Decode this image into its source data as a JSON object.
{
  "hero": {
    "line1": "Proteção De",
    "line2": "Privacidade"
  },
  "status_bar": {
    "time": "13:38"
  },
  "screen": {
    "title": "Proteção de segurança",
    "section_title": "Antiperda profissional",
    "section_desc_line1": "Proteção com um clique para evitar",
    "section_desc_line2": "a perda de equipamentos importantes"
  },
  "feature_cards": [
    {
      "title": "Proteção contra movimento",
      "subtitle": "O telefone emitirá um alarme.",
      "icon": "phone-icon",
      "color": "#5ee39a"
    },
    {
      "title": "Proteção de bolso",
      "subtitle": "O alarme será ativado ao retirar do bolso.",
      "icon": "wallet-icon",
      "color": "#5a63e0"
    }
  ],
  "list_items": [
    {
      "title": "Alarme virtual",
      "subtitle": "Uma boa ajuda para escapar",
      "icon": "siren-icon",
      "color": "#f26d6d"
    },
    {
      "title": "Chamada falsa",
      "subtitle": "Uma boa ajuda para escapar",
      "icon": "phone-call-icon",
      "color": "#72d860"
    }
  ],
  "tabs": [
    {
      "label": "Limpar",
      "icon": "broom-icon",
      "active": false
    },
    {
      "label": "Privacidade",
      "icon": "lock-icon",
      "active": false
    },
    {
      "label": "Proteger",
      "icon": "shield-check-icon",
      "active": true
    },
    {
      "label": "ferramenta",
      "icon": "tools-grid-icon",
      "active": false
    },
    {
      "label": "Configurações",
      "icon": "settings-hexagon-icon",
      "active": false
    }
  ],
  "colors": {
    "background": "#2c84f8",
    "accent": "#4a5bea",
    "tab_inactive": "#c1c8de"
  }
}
::::
# Stated exercise:
Extract the full set of entries word for word.

# Answer to the problem:
Decode this image into its source data as a JSON object.
{
  "hero": {
    "line1": "Proteção De",
    "line2": "Privacidade"
  },
  "status_bar": {
    "time": "13:38"
  },
  "screen": {
    "title": "Proteção de segurança",
    "section_title": "Antiperda profissional",
    "section_desc_line1": "Proteção com um clique para evitar",
    "section_desc_line2": "a perda de equipamentos importantes"
  },
  "feature_cards": [
    {
      "title": "Proteção contra movimento",
      "subtitle": "O telefone emitirá um alarme.",
      "icon": "phone-icon",
      "color": "#5ee39a"
    },
    {
      "title": "Proteção de bolso",
      "subtitle": "O alarme será ativado ao retirar do bolso.",
      "icon": "wallet-icon",
      "color": "#5a63e0"
    }
  ],
  "list_items": [
    {
      "title": "Alarme virtual",
      "subtitle": "Uma boa ajuda para escapar",
      "icon": "siren-icon",
      "color": "#f26d6d"
    },
    {
      "title": "Chamada falsa",
      "subtitle": "Uma boa ajuda para escapar",
      "icon": "phone-call-icon",
      "color": "#72d860"
    }
  ],
  "tabs": [
    {
      "label": "Limpar",
      "icon": "broom-icon",
      "active": false
    },
    {
      "label": "Privacidade",
      "icon": "lock-icon",
      "active": false
    },
    {
      "label": "Proteger",
      "icon": "shield-check-icon",
      "active": true
    },
    {
      "label": "ferramenta",
      "icon": "tools-grid-icon",
      "active": false
    },
    {
      "label": "Configurações",
      "icon": "settings-hexagon-icon",
      "active": false
    }
  ],
  "colors": {
    "background": "#2c84f8",
    "accent": "#4a5bea",
    "tab_inactive": "#c1c8de"
  }
}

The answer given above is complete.